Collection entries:
● ● ● ● ● ● ●

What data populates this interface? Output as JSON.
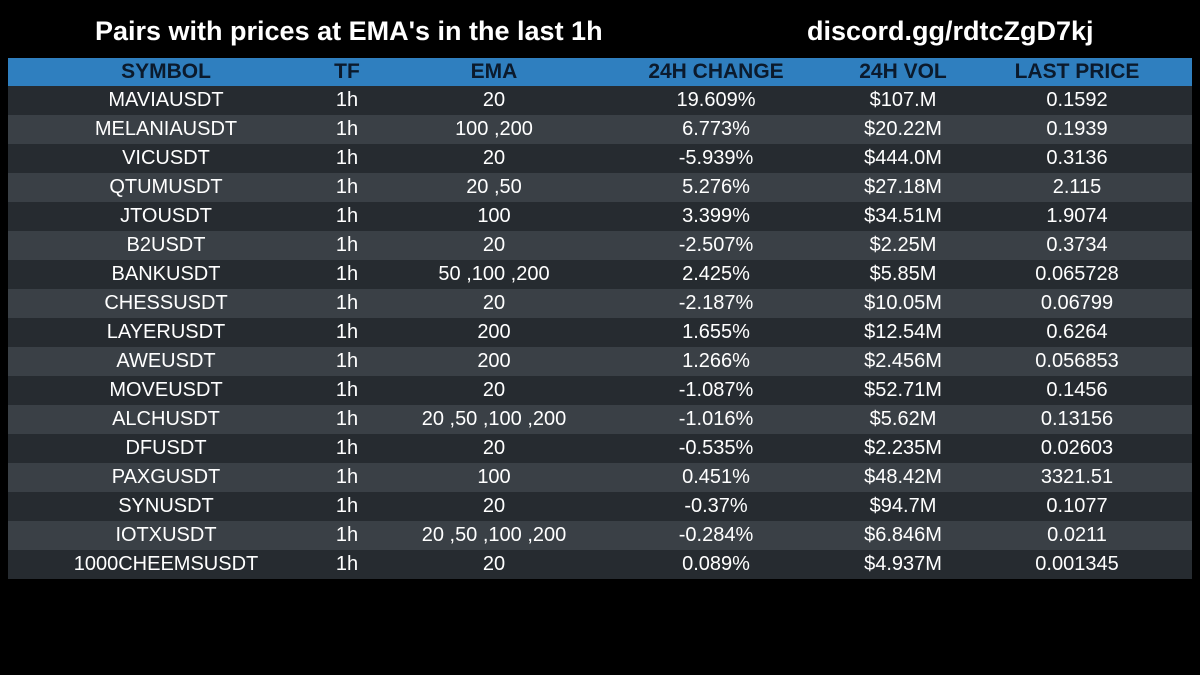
{
  "header": {
    "title": "Pairs with prices at EMA's in the last 1h",
    "discord": "discord.gg/rdtcZgD7kj"
  },
  "table": {
    "columns": [
      "SYMBOL",
      "TF",
      "EMA",
      "24H CHANGE",
      "24H VOL",
      "LAST PRICE"
    ],
    "rows": [
      [
        "MAVIAUSDT",
        "1h",
        "20",
        "19.609%",
        "$107.M",
        "0.1592"
      ],
      [
        "MELANIAUSDT",
        "1h",
        "100 ,200",
        "6.773%",
        "$20.22M",
        "0.1939"
      ],
      [
        "VICUSDT",
        "1h",
        "20",
        "-5.939%",
        "$444.0M",
        "0.3136"
      ],
      [
        "QTUMUSDT",
        "1h",
        "20 ,50",
        "5.276%",
        "$27.18M",
        "2.115"
      ],
      [
        "JTOUSDT",
        "1h",
        "100",
        "3.399%",
        "$34.51M",
        "1.9074"
      ],
      [
        "B2USDT",
        "1h",
        "20",
        "-2.507%",
        "$2.25M",
        "0.3734"
      ],
      [
        "BANKUSDT",
        "1h",
        "50 ,100 ,200",
        "2.425%",
        "$5.85M",
        "0.065728"
      ],
      [
        "CHESSUSDT",
        "1h",
        "20",
        "-2.187%",
        "$10.05M",
        "0.06799"
      ],
      [
        "LAYERUSDT",
        "1h",
        "200",
        "1.655%",
        "$12.54M",
        "0.6264"
      ],
      [
        "AWEUSDT",
        "1h",
        "200",
        "1.266%",
        "$2.456M",
        "0.056853"
      ],
      [
        "MOVEUSDT",
        "1h",
        "20",
        "-1.087%",
        "$52.71M",
        "0.1456"
      ],
      [
        "ALCHUSDT",
        "1h",
        "20 ,50 ,100 ,200",
        "-1.016%",
        "$5.62M",
        "0.13156"
      ],
      [
        "DFUSDT",
        "1h",
        "20",
        "-0.535%",
        "$2.235M",
        "0.02603"
      ],
      [
        "PAXGUSDT",
        "1h",
        "100",
        "0.451%",
        "$48.42M",
        "3321.51"
      ],
      [
        "SYNUSDT",
        "1h",
        "20",
        "-0.37%",
        "$94.7M",
        "0.1077"
      ],
      [
        "IOTXUSDT",
        "1h",
        "20 ,50 ,100 ,200",
        "-0.284%",
        "$6.846M",
        "0.0211"
      ],
      [
        "1000CHEEMSUSDT",
        "1h",
        "20",
        "0.089%",
        "$4.937M",
        "0.001345"
      ]
    ]
  },
  "colors": {
    "background": "#000000",
    "header_row": "#2f7fbf",
    "row_dark": "#262b30",
    "row_light": "#3a4046",
    "text": "#ffffff"
  }
}
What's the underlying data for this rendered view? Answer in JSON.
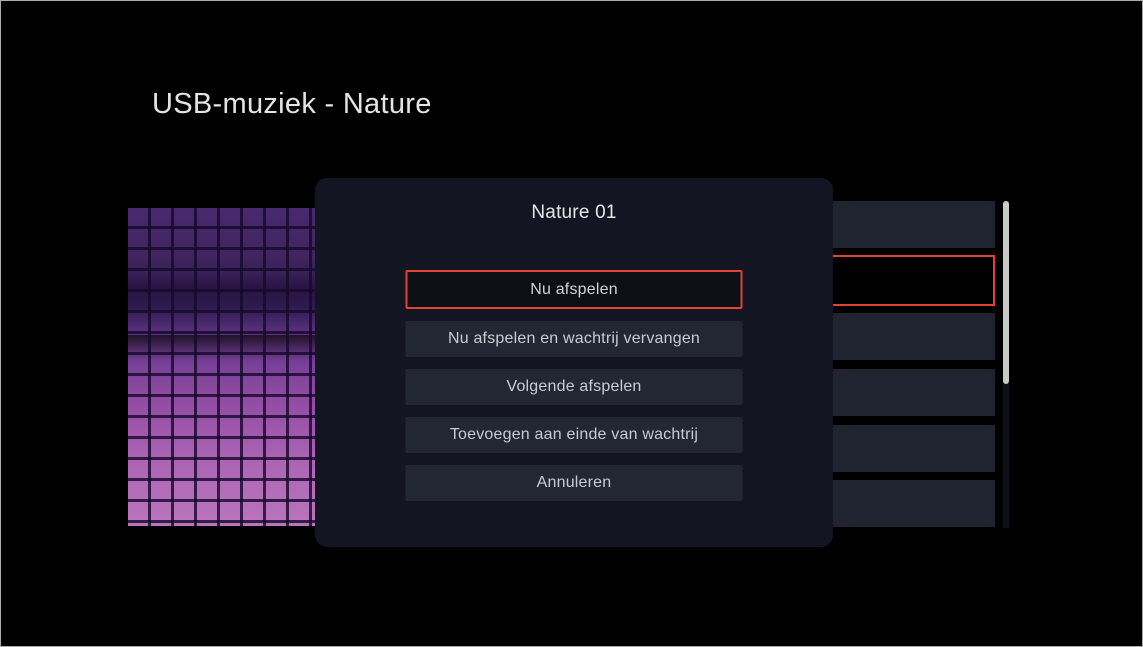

● ● ● ● ● ● ●

REQUIRED TASK. Copy out every line that includes the word "this".

WRITTEN ANSWER.
What data populates this interface? Output as JSON.
What's the underlying data for this rendered view? Answer in JSON.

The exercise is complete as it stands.